### [Exercise instructions]
Restate the material word for word and leave out anything that is a picture.

### [Dataset]
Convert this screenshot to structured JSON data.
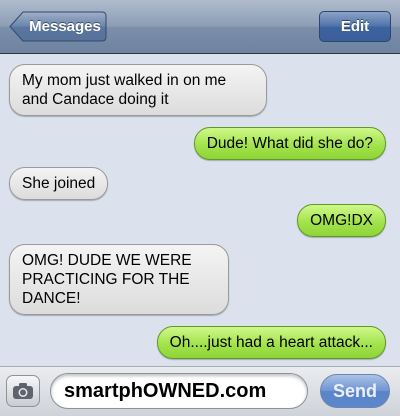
{
  "navbar": {
    "back_label": "Messages",
    "edit_label": "Edit"
  },
  "messages": [
    {
      "direction": "received",
      "text": "My mom just walked in on me and Candace doing it"
    },
    {
      "direction": "sent",
      "text": "Dude! What did she do?"
    },
    {
      "direction": "received",
      "text": "She joined"
    },
    {
      "direction": "sent",
      "text": "OMG!DX"
    },
    {
      "direction": "received",
      "text": "OMG! DUDE WE WERE PRACTICING FOR THE DANCE!"
    },
    {
      "direction": "sent",
      "text": "Oh....just had a heart attack..."
    }
  ],
  "composer": {
    "input_value": "smartphOWNED.com",
    "send_label": "Send",
    "camera_icon": "camera-icon"
  },
  "colors": {
    "sent_bubble": "#a3e34d",
    "received_bubble": "#e8e8e8",
    "background": "#dbe2ed",
    "send_button": "#6f94d2"
  }
}
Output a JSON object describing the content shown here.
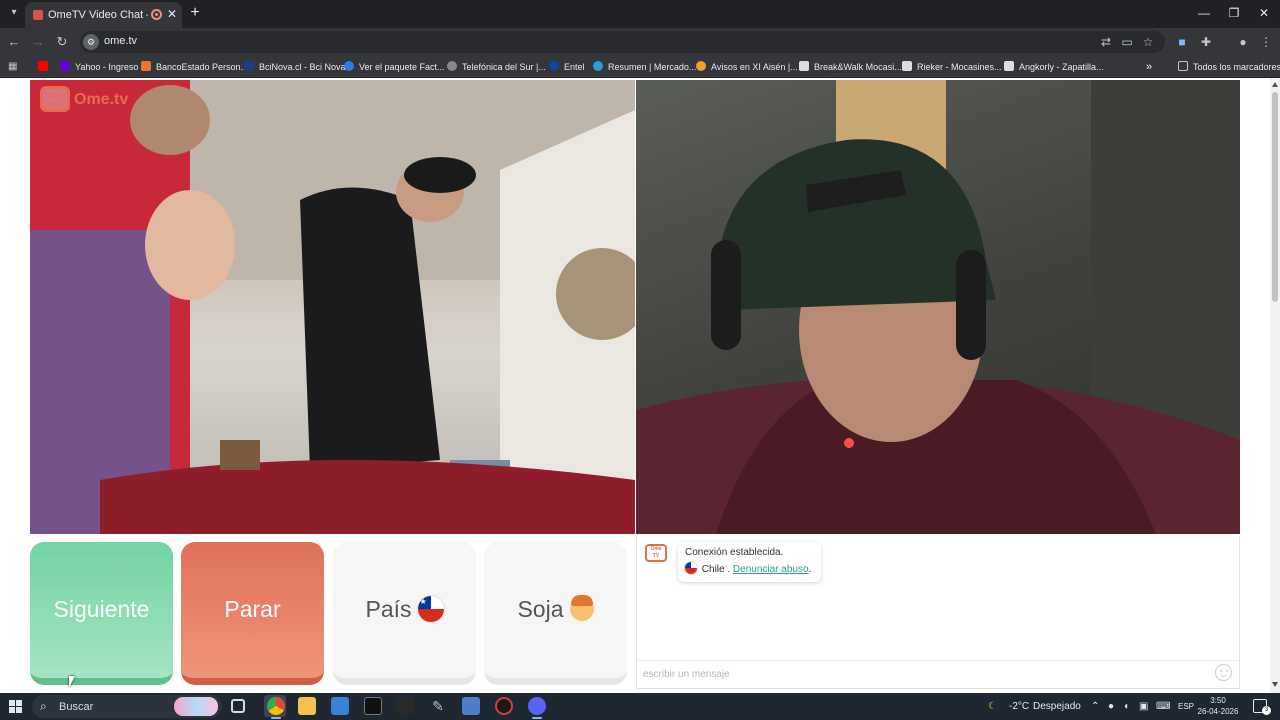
{
  "browser": {
    "tab_title": "OmeTV Video Chat — Alte",
    "tab_close": "✕",
    "new_tab": "+",
    "url": "ome.tv",
    "window_minimize": "—",
    "window_restore": "❐",
    "window_close": "✕"
  },
  "bookmarks": {
    "items": [
      {
        "label": "Yahoo - Ingreso",
        "color": "#6001d2"
      },
      {
        "label": "BancoEstado Person...",
        "color": "#e8772e"
      },
      {
        "label": "BciNova.cl - Bci Nova",
        "color": "#1b3c87"
      },
      {
        "label": "Ver el paquete Fact...",
        "color": "#2a7de1"
      },
      {
        "label": "Telefónica del Sur |...",
        "color": "#888888"
      },
      {
        "label": "Entel",
        "color": "#0c47a1"
      },
      {
        "label": "Resumen | Mercado...",
        "color": "#2d9cdb"
      },
      {
        "label": "Avisos en XI Aisén |...",
        "color": "#f0a030"
      },
      {
        "label": "Break&Walk Mocasi...",
        "color": "#dddddd"
      },
      {
        "label": "Rieker - Mocasines...",
        "color": "#dddddd"
      },
      {
        "label": "Angkorly - Zapatilla...",
        "color": "#dddddd"
      }
    ],
    "overflow": "»",
    "all_bookmarks": "Todos los marcadores"
  },
  "page": {
    "logo_box": "Ome TV",
    "logo_text": "Ome.tv",
    "buttons": {
      "next": "Siguiente",
      "stop": "Parar",
      "country": "País",
      "gender": "Soja"
    },
    "chat": {
      "avatar": "Ome TV",
      "connection_message": "Conexión establecida.",
      "country_name": "Chile",
      "separator": ".",
      "report_link": "Denunciar abuso",
      "report_end": ".",
      "input_placeholder": "escribir un mensaje"
    }
  },
  "taskbar": {
    "search_label": "Buscar",
    "weather_temp": "-2°C",
    "weather_text": "Despejado",
    "language": "ESP",
    "time": "3:50",
    "date": "26-04-2026",
    "notification_count": "3"
  },
  "colors": {
    "next_button": "#72d3a1",
    "stop_button": "#e0705a",
    "brand_accent": "#e86a4f",
    "link": "#2a9d8f"
  }
}
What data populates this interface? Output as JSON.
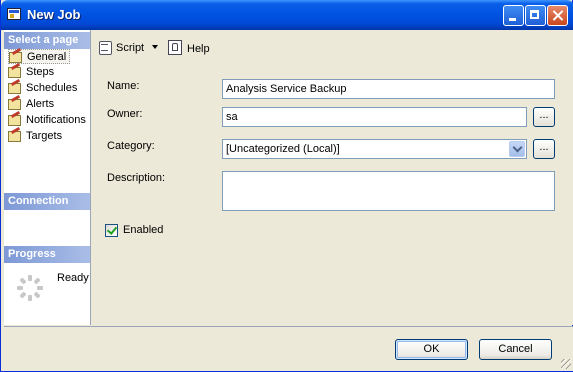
{
  "window": {
    "title": "New Job"
  },
  "sidebar": {
    "select_page_header": "Select a page",
    "pages": [
      {
        "label": "General",
        "selected": true
      },
      {
        "label": "Steps"
      },
      {
        "label": "Schedules"
      },
      {
        "label": "Alerts"
      },
      {
        "label": "Notifications"
      },
      {
        "label": "Targets"
      }
    ],
    "connection_header": "Connection",
    "progress_header": "Progress",
    "progress_status": "Ready"
  },
  "toolbar": {
    "script_label": "Script",
    "help_label": "Help"
  },
  "form": {
    "name_label": "Name:",
    "name_value": "Analysis Service Backup",
    "owner_label": "Owner:",
    "owner_value": "sa",
    "category_label": "Category:",
    "category_value": "[Uncategorized (Local)]",
    "description_label": "Description:",
    "description_value": "",
    "browse_label": "...",
    "enabled_label": "Enabled",
    "enabled_checked": true
  },
  "buttons": {
    "ok": "OK",
    "cancel": "Cancel"
  },
  "colors": {
    "title_bar": "#0054e3",
    "header_band": "#7d99d6",
    "face": "#ece9d8"
  }
}
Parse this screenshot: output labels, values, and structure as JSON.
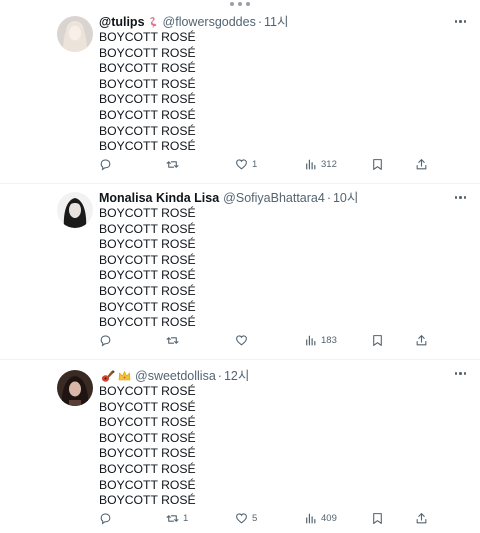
{
  "tweets": [
    {
      "display_name": "@tulips",
      "name_emoji": "flamingo-emoji",
      "handle": "@flowersgoddes",
      "time": "11시",
      "lines": [
        "BOYCOTT ROSÉ",
        "BOYCOTT ROSÉ",
        "BOYCOTT ROSÉ",
        "BOYCOTT ROSÉ",
        "BOYCOTT ROSÉ",
        "BOYCOTT ROSÉ",
        "BOYCOTT ROSÉ",
        "BOYCOTT ROSÉ"
      ],
      "replies": "",
      "retweets": "",
      "likes": "1",
      "views": "312"
    },
    {
      "display_name": "Monalisa Kinda Lisa",
      "handle": "@SofiyaBhattara4",
      "time": "10시",
      "lines": [
        "BOYCOTT ROSÉ",
        "BOYCOTT ROSÉ",
        "BOYCOTT ROSÉ",
        "BOYCOTT ROSÉ",
        "BOYCOTT ROSÉ",
        "BOYCOTT ROSÉ",
        "BOYCOTT ROSÉ",
        "BOYCOTT ROSÉ"
      ],
      "replies": "",
      "retweets": "",
      "likes": "",
      "views": "183"
    },
    {
      "display_name": "",
      "name_emojis": [
        "guitar-emoji",
        "crown-emoji"
      ],
      "handle": "@sweetdollisa",
      "time": "12시",
      "lines": [
        "BOYCOTT ROSÉ",
        "BOYCOTT ROSÉ",
        "BOYCOTT ROSÉ",
        "BOYCOTT ROSÉ",
        "BOYCOTT ROSÉ",
        "BOYCOTT ROSÉ",
        "BOYCOTT ROSÉ",
        "BOYCOTT ROSÉ"
      ],
      "replies": "",
      "retweets": "1",
      "likes": "5",
      "views": "409"
    }
  ],
  "separator": "·",
  "colors": {
    "text": "#0f1419",
    "secondary": "#536471",
    "divider": "#eff3f4"
  }
}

### [Answer to the exercise]
Convert this screenshot to structured JSON data.
{
  "navbar": {
    "back_label": "Messages",
    "edit_label": "Edit"
  },
  "messages": [
    {
      "direction": "received",
      "text": "My mom just walked in on me and Candace doing it"
    },
    {
      "direction": "sent",
      "text": "Dude! What did she do?"
    },
    {
      "direction": "received",
      "text": "She joined"
    },
    {
      "direction": "sent",
      "text": "OMG!DX"
    },
    {
      "direction": "received",
      "text": "OMG! DUDE WE WERE PRACTICING FOR THE DANCE!"
    },
    {
      "direction": "sent",
      "text": "Oh....just had a heart attack..."
    }
  ],
  "composer": {
    "input_value": "smartphOWNED.com",
    "send_label": "Send",
    "camera_icon": "camera-icon"
  },
  "colors": {
    "sent_bubble": "#a3e34d",
    "received_bubble": "#e8e8e8",
    "background": "#dbe2ed",
    "send_button": "#6f94d2"
  }
}
Output a JSON object describing the content shown here.
{
  "browser": {
    "tab_title": "OmeTV Video Chat — Alte",
    "tab_close": "✕",
    "new_tab": "+",
    "url": "ome.tv",
    "window_minimize": "—",
    "window_restore": "❐",
    "window_close": "✕"
  },
  "bookmarks": {
    "items": [
      {
        "label": "Yahoo - Ingreso",
        "color": "#6001d2"
      },
      {
        "label": "BancoEstado Person...",
        "color": "#e8772e"
      },
      {
        "label": "BciNova.cl - Bci Nova",
        "color": "#1b3c87"
      },
      {
        "label": "Ver el paquete Fact...",
        "color": "#2a7de1"
      },
      {
        "label": "Telefónica del Sur |...",
        "color": "#888888"
      },
      {
        "label": "Entel",
        "color": "#0c47a1"
      },
      {
        "label": "Resumen | Mercado...",
        "color": "#2d9cdb"
      },
      {
        "label": "Avisos en XI Aisén |...",
        "color": "#f0a030"
      },
      {
        "label": "Break&Walk Mocasi...",
        "color": "#dddddd"
      },
      {
        "label": "Rieker - Mocasines...",
        "color": "#dddddd"
      },
      {
        "label": "Angkorly - Zapatilla...",
        "color": "#dddddd"
      }
    ],
    "overflow": "»",
    "all_bookmarks": "Todos los marcadores"
  },
  "page": {
    "logo_box": "Ome TV",
    "logo_text": "Ome.tv",
    "buttons": {
      "next": "Siguiente",
      "stop": "Parar",
      "country": "País",
      "gender": "Soja"
    },
    "chat": {
      "avatar": "Ome TV",
      "connection_message": "Conexión establecida.",
      "country_name": "Chile",
      "separator": ".",
      "report_link": "Denunciar abuso",
      "report_end": ".",
      "input_placeholder": "escribir un mensaje"
    }
  },
  "taskbar": {
    "search_label": "Buscar",
    "weather_temp": "-2°C",
    "weather_text": "Despejado",
    "language": "ESP",
    "time": "3:50",
    "date": "26-04-2026",
    "notification_count": "3"
  },
  "colors": {
    "next_button": "#72d3a1",
    "stop_button": "#e0705a",
    "brand_accent": "#e86a4f",
    "link": "#2a9d8f"
  }
}
What data populates this interface? Output as JSON.
{
  "window": {
    "title": "New Job"
  },
  "sidebar": {
    "select_page_header": "Select a page",
    "pages": [
      {
        "label": "General",
        "selected": true
      },
      {
        "label": "Steps"
      },
      {
        "label": "Schedules"
      },
      {
        "label": "Alerts"
      },
      {
        "label": "Notifications"
      },
      {
        "label": "Targets"
      }
    ],
    "connection_header": "Connection",
    "progress_header": "Progress",
    "progress_status": "Ready"
  },
  "toolbar": {
    "script_label": "Script",
    "help_label": "Help"
  },
  "form": {
    "name_label": "Name:",
    "name_value": "Analysis Service Backup",
    "owner_label": "Owner:",
    "owner_value": "sa",
    "category_label": "Category:",
    "category_value": "[Uncategorized (Local)]",
    "description_label": "Description:",
    "description_value": "",
    "browse_label": "...",
    "enabled_label": "Enabled",
    "enabled_checked": true
  },
  "buttons": {
    "ok": "OK",
    "cancel": "Cancel"
  },
  "colors": {
    "title_bar": "#0054e3",
    "header_band": "#7d99d6",
    "face": "#ece9d8"
  }
}
Parse this screenshot: output labels, values, and structure as JSON.
{
  "tweets": [
    {
      "display_name": "@tulips",
      "name_emoji": "flamingo-emoji",
      "handle": "@flowersgoddes",
      "time": "11시",
      "lines": [
        "BOYCOTT ROSÉ",
        "BOYCOTT ROSÉ",
        "BOYCOTT ROSÉ",
        "BOYCOTT ROSÉ",
        "BOYCOTT ROSÉ",
        "BOYCOTT ROSÉ",
        "BOYCOTT ROSÉ",
        "BOYCOTT ROSÉ"
      ],
      "replies": "",
      "retweets": "",
      "likes": "1",
      "views": "312"
    },
    {
      "display_name": "Monalisa Kinda Lisa",
      "handle": "@SofiyaBhattara4",
      "time": "10시",
      "lines": [
        "BOYCOTT ROSÉ",
        "BOYCOTT ROSÉ",
        "BOYCOTT ROSÉ",
        "BOYCOTT ROSÉ",
        "BOYCOTT ROSÉ",
        "BOYCOTT ROSÉ",
        "BOYCOTT ROSÉ",
        "BOYCOTT ROSÉ"
      ],
      "replies": "",
      "retweets": "",
      "likes": "",
      "views": "183"
    },
    {
      "display_name": "",
      "name_emojis": [
        "guitar-emoji",
        "crown-emoji"
      ],
      "handle": "@sweetdollisa",
      "time": "12시",
      "lines": [
        "BOYCOTT ROSÉ",
        "BOYCOTT ROSÉ",
        "BOYCOTT ROSÉ",
        "BOYCOTT ROSÉ",
        "BOYCOTT ROSÉ",
        "BOYCOTT ROSÉ",
        "BOYCOTT ROSÉ",
        "BOYCOTT ROSÉ"
      ],
      "replies": "",
      "retweets": "1",
      "likes": "5",
      "views": "409"
    }
  ],
  "separator": "·",
  "colors": {
    "text": "#0f1419",
    "secondary": "#536471",
    "divider": "#eff3f4"
  }
}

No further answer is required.